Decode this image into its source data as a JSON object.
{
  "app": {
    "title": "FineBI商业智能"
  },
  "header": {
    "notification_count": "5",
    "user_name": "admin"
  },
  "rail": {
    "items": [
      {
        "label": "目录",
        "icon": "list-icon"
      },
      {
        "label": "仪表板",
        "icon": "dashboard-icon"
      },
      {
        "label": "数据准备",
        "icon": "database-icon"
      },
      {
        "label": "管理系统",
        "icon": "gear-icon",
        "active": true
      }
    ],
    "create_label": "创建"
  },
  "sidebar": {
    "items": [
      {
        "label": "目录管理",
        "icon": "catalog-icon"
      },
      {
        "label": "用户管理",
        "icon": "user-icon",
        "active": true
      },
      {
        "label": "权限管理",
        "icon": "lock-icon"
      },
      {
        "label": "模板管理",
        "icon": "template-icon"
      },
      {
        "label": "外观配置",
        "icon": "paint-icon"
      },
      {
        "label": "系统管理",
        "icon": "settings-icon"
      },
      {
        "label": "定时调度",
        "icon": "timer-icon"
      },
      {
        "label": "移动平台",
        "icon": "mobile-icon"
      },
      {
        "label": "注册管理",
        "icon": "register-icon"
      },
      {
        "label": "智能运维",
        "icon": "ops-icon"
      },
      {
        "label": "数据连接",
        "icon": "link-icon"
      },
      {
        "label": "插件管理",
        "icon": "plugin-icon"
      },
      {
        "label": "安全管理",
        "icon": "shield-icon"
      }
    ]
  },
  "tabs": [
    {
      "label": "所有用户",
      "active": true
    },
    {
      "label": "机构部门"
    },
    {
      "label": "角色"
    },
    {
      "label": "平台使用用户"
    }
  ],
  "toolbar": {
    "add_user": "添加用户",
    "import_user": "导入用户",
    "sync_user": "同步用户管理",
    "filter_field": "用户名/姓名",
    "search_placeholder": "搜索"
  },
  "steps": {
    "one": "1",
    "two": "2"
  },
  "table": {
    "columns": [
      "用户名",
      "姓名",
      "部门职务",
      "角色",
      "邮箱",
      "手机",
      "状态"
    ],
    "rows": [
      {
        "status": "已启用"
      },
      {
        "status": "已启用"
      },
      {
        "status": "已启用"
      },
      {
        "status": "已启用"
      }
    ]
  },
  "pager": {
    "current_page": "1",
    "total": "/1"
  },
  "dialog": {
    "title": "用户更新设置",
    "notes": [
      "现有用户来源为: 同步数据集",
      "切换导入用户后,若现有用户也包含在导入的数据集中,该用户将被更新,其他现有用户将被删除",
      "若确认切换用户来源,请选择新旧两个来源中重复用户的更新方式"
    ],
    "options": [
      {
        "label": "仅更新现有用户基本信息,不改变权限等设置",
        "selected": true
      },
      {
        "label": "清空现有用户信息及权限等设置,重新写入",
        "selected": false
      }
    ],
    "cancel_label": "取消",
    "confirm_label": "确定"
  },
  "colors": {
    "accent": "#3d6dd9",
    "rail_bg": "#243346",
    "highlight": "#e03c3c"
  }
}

REQUIRED WORK:
Copy out the full set of records precisely, leaving nothing out.

EXERCISE OUTPUT:
Decode this image into its source data as a JSON object.
{
  "app": {
    "title": "FineBI商业智能"
  },
  "header": {
    "notification_count": "5",
    "user_name": "admin"
  },
  "rail": {
    "items": [
      {
        "label": "目录",
        "icon": "list-icon"
      },
      {
        "label": "仪表板",
        "icon": "dashboard-icon"
      },
      {
        "label": "数据准备",
        "icon": "database-icon"
      },
      {
        "label": "管理系统",
        "icon": "gear-icon",
        "active": true
      }
    ],
    "create_label": "创建"
  },
  "sidebar": {
    "items": [
      {
        "label": "目录管理",
        "icon": "catalog-icon"
      },
      {
        "label": "用户管理",
        "icon": "user-icon",
        "active": true
      },
      {
        "label": "权限管理",
        "icon": "lock-icon"
      },
      {
        "label": "模板管理",
        "icon": "template-icon"
      },
      {
        "label": "外观配置",
        "icon": "paint-icon"
      },
      {
        "label": "系统管理",
        "icon": "settings-icon"
      },
      {
        "label": "定时调度",
        "icon": "timer-icon"
      },
      {
        "label": "移动平台",
        "icon": "mobile-icon"
      },
      {
        "label": "注册管理",
        "icon": "register-icon"
      },
      {
        "label": "智能运维",
        "icon": "ops-icon"
      },
      {
        "label": "数据连接",
        "icon": "link-icon"
      },
      {
        "label": "插件管理",
        "icon": "plugin-icon"
      },
      {
        "label": "安全管理",
        "icon": "shield-icon"
      }
    ]
  },
  "tabs": [
    {
      "label": "所有用户",
      "active": true
    },
    {
      "label": "机构部门"
    },
    {
      "label": "角色"
    },
    {
      "label": "平台使用用户"
    }
  ],
  "toolbar": {
    "add_user": "添加用户",
    "import_user": "导入用户",
    "sync_user": "同步用户管理",
    "filter_field": "用户名/姓名",
    "search_placeholder": "搜索"
  },
  "steps": {
    "one": "1",
    "two": "2"
  },
  "table": {
    "columns": [
      "用户名",
      "姓名",
      "部门职务",
      "角色",
      "邮箱",
      "手机",
      "状态"
    ],
    "rows": [
      {
        "status": "已启用"
      },
      {
        "status": "已启用"
      },
      {
        "status": "已启用"
      },
      {
        "status": "已启用"
      }
    ]
  },
  "pager": {
    "current_page": "1",
    "total": "/1"
  },
  "dialog": {
    "title": "用户更新设置",
    "notes": [
      "现有用户来源为: 同步数据集",
      "切换导入用户后,若现有用户也包含在导入的数据集中,该用户将被更新,其他现有用户将被删除",
      "若确认切换用户来源,请选择新旧两个来源中重复用户的更新方式"
    ],
    "options": [
      {
        "label": "仅更新现有用户基本信息,不改变权限等设置",
        "selected": true
      },
      {
        "label": "清空现有用户信息及权限等设置,重新写入",
        "selected": false
      }
    ],
    "cancel_label": "取消",
    "confirm_label": "确定"
  },
  "colors": {
    "accent": "#3d6dd9",
    "rail_bg": "#243346",
    "highlight": "#e03c3c"
  }
}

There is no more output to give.